--- start of MATERIAL FOR THIS EXERCISE ---

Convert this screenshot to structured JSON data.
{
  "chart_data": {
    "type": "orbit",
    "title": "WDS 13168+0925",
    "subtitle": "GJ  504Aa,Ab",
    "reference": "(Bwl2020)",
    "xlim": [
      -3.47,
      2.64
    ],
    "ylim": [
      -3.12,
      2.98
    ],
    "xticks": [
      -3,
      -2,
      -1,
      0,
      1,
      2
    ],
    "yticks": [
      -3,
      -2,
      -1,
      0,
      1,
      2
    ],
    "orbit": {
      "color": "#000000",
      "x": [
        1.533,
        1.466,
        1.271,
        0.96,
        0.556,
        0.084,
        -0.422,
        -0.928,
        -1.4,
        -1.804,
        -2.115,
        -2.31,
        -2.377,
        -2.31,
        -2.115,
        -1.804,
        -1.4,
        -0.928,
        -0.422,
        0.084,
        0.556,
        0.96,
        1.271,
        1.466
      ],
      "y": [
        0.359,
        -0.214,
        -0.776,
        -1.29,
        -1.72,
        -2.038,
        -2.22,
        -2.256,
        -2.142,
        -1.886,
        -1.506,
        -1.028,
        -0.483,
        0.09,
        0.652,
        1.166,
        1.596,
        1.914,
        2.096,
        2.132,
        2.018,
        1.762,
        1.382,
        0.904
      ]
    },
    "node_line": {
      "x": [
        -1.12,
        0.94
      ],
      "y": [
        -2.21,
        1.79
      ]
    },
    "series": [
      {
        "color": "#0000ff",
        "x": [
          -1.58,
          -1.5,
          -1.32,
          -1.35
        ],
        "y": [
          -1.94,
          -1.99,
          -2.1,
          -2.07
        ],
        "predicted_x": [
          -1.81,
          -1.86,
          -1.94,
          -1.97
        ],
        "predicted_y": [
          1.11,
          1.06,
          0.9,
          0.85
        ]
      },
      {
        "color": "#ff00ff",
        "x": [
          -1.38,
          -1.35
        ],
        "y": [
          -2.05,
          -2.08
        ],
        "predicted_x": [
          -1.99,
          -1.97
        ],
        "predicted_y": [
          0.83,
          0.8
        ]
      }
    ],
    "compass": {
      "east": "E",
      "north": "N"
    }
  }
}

--- end of MATERIAL FOR THIS EXERCISE ---

YOUR OBJECTIVE: Faithfully transcribe the whole of the data.

PROBLEM SOLUTION:
Convert this screenshot to structured JSON data.
{
  "chart_data": {
    "type": "orbit",
    "title": "WDS 13168+0925",
    "subtitle": "GJ  504Aa,Ab",
    "reference": "(Bwl2020)",
    "xlim": [
      -3.47,
      2.64
    ],
    "ylim": [
      -3.12,
      2.98
    ],
    "xticks": [
      -3,
      -2,
      -1,
      0,
      1,
      2
    ],
    "yticks": [
      -3,
      -2,
      -1,
      0,
      1,
      2
    ],
    "orbit": {
      "color": "#000000",
      "x": [
        1.533,
        1.466,
        1.271,
        0.96,
        0.556,
        0.084,
        -0.422,
        -0.928,
        -1.4,
        -1.804,
        -2.115,
        -2.31,
        -2.377,
        -2.31,
        -2.115,
        -1.804,
        -1.4,
        -0.928,
        -0.422,
        0.084,
        0.556,
        0.96,
        1.271,
        1.466
      ],
      "y": [
        0.359,
        -0.214,
        -0.776,
        -1.29,
        -1.72,
        -2.038,
        -2.22,
        -2.256,
        -2.142,
        -1.886,
        -1.506,
        -1.028,
        -0.483,
        0.09,
        0.652,
        1.166,
        1.596,
        1.914,
        2.096,
        2.132,
        2.018,
        1.762,
        1.382,
        0.904
      ]
    },
    "node_line": {
      "x": [
        -1.12,
        0.94
      ],
      "y": [
        -2.21,
        1.79
      ]
    },
    "series": [
      {
        "color": "#0000ff",
        "x": [
          -1.58,
          -1.5,
          -1.32,
          -1.35
        ],
        "y": [
          -1.94,
          -1.99,
          -2.1,
          -2.07
        ],
        "predicted_x": [
          -1.81,
          -1.86,
          -1.94,
          -1.97
        ],
        "predicted_y": [
          1.11,
          1.06,
          0.9,
          0.85
        ]
      },
      {
        "color": "#ff00ff",
        "x": [
          -1.38,
          -1.35
        ],
        "y": [
          -2.05,
          -2.08
        ],
        "predicted_x": [
          -1.99,
          -1.97
        ],
        "predicted_y": [
          0.83,
          0.8
        ]
      }
    ],
    "compass": {
      "east": "E",
      "north": "N"
    }
  }
}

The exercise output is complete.